= What to do =
Write out, word for word, the part of the passage on anomaly detection models that starts with "Finally, hierarchical temporal" and goes on through "et al. [70].".

= Source passage =
○ ○ ○

Recurrent neural networks (RNNs) are a type of neural network designed for application to sequences such as time series. They are characterised by recurrent connections, where the output from a previous step is fed into the next step. As a result, past steps affect future steps, resulting in the model developing a semblance of memory. The notion of memory in models has evolved further with the introduction of LSTM networks by Hochreiter and Schmidhuber [60] in their landmark 1997 paper. Many models have built upon their work, such as those proposed by Hundman et al. [8], Ding et al. [61], and Shen et al. [62].

Many of the recent leaps in both computer vision and natural language processing can be attributed to the transformer architecture, which was introduced in a seminal paper entitled 'Attention is all you need' by Vaswani et al. [63]. While transformers are designed to process sequential data, just like RNNs, they feature a handful of advantages, including the adoption of self-attention (meaning that the model can weight different parts of the input, based on their significance) and increased suitability for parallelisation. Transformers have been harnessed for time series anomaly detection by Song et al. [64], Meng et al. [65], and Chen et al. [66], among others.

Graph neural networks (GNNs) are an extension of the normal neural network architecture to data that can be represented in a network structure consisting of nodes and edges. Anomaly detection approaches that use GNNs include those by Zhao et al. [67], Deng and Hooi [68], and Chen et al. [66].

Finally, hierarchical temporal memory (HTM) is a type of model inspired by the structure and function of the neocortex of the human brain, and is mostly used for anomaly detection in streaming data. Models that use the HTM architecture include those proposed by Ding et al. [69] and Wu et al. [70].

4.3.3. Dissimilarity

Dissimilarity-based models use Euclidean, Minkowski, or Mahalanobis distances to measure how far values derived by the model differ from the cluster of accumulated data [13]. The main algorithm in this subclass is the temporal convolutional network (TCN), which adapts the convolutional neural network (CNN) specifically for sequential data. TCNs leverage the power of convolutional operations to capture and model the temporal relationships in the input sequences. Examples of work that used TCNs for time series anomaly detection are Cheng et al. [71] and Liu et al. [72].

5. EXPERIMENTAL DESIGN

In this section, we provide details about the experimental setup of our comparative study, as well as the rationale behind the choices that we made.

5.1. Benchmark data sets

In the light of the issues highlighted by Wu and Keogh [1], all algorithms in our comparative study were benchmarked solely on the data set made available by Keogh et al. [10]. This data set comprises 250 natural and synthetic time series with one anomaly in each, thus removing the 'threshold question' entirely. The anomalies that were inserted in the time series were meant to be representative in both difficulty and location (i.e., avoiding the run-to-failure bias).

○ ○ ○

= Data excerpts =

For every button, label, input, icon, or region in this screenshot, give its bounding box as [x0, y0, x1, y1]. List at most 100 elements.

○ ○ ○

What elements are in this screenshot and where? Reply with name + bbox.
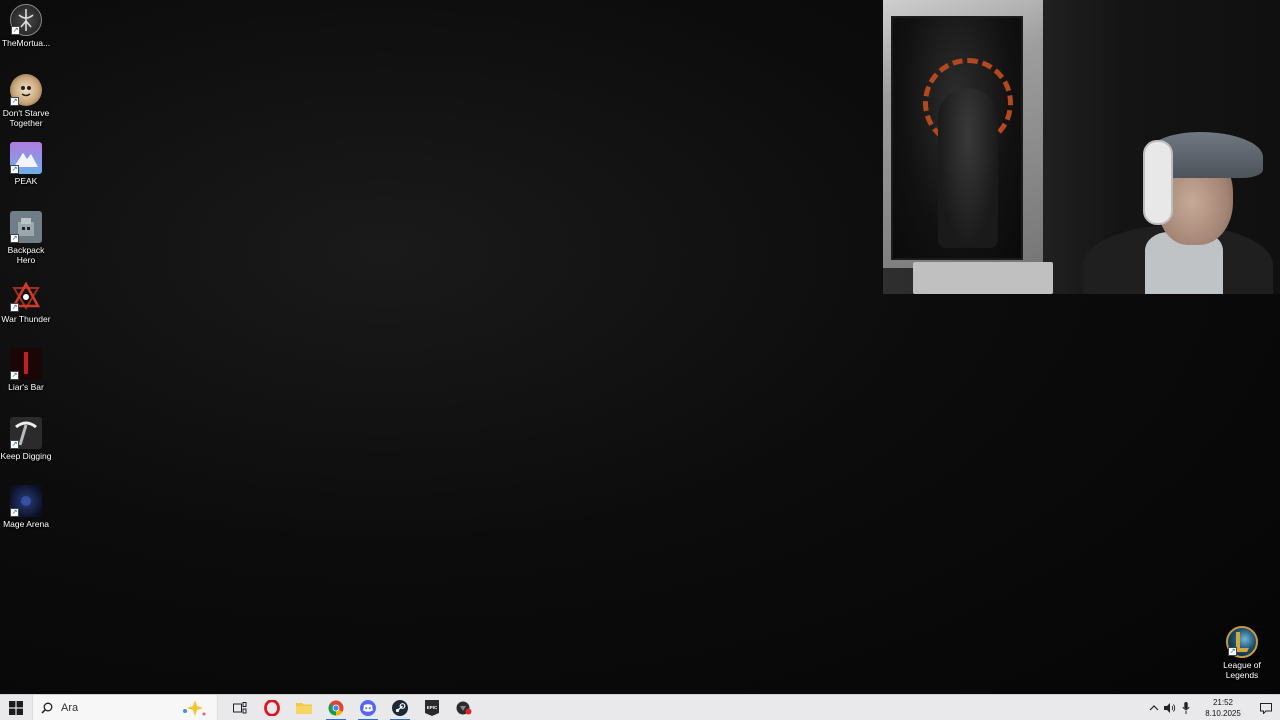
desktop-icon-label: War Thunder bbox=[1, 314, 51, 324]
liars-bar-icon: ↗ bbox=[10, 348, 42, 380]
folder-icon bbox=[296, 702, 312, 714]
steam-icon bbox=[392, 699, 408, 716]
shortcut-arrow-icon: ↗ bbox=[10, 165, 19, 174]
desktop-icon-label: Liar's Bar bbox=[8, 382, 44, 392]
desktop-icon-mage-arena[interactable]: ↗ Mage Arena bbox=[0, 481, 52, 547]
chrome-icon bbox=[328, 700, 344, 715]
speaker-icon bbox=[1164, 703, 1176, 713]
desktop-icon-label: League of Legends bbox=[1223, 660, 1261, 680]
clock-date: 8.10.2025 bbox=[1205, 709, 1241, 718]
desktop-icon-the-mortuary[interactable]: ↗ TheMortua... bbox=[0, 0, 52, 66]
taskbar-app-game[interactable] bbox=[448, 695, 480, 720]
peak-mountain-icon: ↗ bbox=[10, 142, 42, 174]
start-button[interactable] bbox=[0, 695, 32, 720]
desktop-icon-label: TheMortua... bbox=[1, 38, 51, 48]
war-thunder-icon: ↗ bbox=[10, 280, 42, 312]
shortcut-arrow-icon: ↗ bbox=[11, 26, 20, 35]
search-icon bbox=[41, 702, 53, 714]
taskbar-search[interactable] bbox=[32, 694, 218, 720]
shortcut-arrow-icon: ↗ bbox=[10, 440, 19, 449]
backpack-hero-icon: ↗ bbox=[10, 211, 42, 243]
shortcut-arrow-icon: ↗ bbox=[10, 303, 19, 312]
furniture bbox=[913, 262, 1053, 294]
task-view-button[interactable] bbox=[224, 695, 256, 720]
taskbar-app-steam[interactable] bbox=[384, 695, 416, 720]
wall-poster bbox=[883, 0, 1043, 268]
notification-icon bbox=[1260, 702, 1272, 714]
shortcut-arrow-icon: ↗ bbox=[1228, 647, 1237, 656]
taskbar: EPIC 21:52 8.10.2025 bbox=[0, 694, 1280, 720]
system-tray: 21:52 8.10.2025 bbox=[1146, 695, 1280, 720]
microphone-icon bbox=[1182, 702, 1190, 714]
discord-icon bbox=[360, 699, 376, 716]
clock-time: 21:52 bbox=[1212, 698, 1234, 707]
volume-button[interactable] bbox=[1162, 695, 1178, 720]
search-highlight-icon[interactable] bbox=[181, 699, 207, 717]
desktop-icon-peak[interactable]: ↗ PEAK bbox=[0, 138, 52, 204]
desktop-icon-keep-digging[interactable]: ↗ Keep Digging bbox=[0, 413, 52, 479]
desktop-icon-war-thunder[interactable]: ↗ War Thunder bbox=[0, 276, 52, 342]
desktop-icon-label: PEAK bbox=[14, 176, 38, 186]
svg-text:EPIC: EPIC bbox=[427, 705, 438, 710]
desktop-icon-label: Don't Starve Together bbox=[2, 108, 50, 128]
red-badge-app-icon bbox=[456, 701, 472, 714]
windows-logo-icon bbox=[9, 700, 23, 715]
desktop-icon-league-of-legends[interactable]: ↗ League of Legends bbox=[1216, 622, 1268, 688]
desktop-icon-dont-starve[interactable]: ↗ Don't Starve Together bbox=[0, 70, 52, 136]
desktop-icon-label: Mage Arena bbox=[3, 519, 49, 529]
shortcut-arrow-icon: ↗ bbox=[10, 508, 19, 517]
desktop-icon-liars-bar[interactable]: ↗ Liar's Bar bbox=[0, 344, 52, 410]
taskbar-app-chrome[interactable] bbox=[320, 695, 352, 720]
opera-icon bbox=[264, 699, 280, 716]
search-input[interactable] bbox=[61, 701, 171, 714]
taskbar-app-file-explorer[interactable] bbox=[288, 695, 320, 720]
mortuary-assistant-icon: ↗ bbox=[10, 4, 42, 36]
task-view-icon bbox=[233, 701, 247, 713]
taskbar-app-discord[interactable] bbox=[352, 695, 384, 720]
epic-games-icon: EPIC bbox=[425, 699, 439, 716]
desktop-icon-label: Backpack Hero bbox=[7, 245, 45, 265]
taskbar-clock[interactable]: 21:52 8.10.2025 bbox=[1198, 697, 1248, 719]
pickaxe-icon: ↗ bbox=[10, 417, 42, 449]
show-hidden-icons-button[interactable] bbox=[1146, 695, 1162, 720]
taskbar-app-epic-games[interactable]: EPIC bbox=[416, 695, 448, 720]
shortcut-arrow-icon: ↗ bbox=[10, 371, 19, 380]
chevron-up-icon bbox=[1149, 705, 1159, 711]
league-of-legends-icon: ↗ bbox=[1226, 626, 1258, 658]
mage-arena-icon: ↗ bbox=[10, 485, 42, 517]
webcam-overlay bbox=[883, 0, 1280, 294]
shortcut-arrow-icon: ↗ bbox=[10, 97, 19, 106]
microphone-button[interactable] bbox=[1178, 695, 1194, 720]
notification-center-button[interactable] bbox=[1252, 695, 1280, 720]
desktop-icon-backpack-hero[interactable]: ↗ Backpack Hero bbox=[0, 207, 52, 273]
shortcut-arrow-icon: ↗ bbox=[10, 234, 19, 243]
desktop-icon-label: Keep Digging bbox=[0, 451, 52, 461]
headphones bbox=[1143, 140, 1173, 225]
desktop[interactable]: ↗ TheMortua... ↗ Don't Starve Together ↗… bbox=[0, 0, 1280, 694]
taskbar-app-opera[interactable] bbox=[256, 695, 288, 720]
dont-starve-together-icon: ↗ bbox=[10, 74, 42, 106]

○ ○ ○

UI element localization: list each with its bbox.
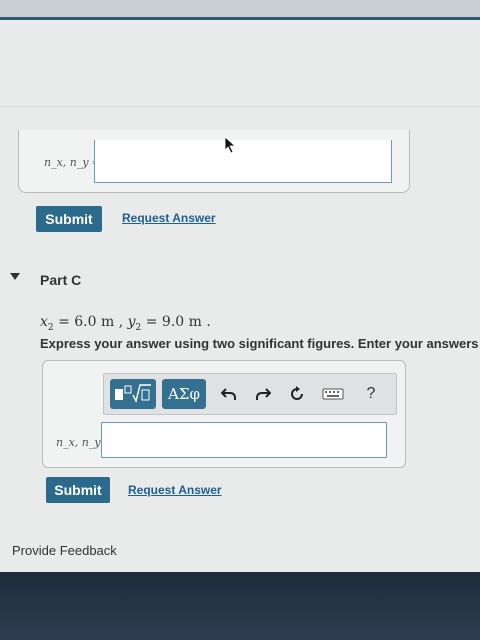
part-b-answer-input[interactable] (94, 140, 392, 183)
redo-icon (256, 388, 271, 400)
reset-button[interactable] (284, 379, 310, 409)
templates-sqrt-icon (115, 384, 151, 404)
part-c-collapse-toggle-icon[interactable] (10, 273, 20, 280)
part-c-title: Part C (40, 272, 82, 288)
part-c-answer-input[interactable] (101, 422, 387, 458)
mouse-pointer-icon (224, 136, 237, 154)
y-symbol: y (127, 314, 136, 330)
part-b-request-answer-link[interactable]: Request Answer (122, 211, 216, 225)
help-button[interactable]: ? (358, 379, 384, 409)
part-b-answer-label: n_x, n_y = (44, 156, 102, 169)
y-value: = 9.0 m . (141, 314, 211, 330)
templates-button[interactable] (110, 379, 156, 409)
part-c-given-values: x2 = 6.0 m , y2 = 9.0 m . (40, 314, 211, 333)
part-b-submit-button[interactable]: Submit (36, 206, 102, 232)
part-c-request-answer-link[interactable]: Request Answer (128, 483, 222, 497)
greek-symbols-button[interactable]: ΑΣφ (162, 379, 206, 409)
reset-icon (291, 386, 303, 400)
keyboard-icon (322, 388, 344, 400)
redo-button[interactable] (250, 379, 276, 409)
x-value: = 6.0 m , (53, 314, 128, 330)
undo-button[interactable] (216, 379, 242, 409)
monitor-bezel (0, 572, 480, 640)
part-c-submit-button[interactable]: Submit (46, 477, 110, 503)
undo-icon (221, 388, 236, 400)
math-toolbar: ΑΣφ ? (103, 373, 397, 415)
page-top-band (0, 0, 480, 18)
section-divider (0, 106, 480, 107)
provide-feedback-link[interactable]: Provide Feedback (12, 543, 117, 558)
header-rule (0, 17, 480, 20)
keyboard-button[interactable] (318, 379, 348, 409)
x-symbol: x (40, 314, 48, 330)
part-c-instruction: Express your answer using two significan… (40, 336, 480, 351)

○ ○ ○

= The completed task =
Finally, hierarchical temporal memory (HTM) is a type of model inspired by the structure and function of the neocortex of the human brain, and is mostly used for anomaly detection in streaming data. Models that use the HTM architecture include those proposed by Ding et al. [69] and Wu et al. [70].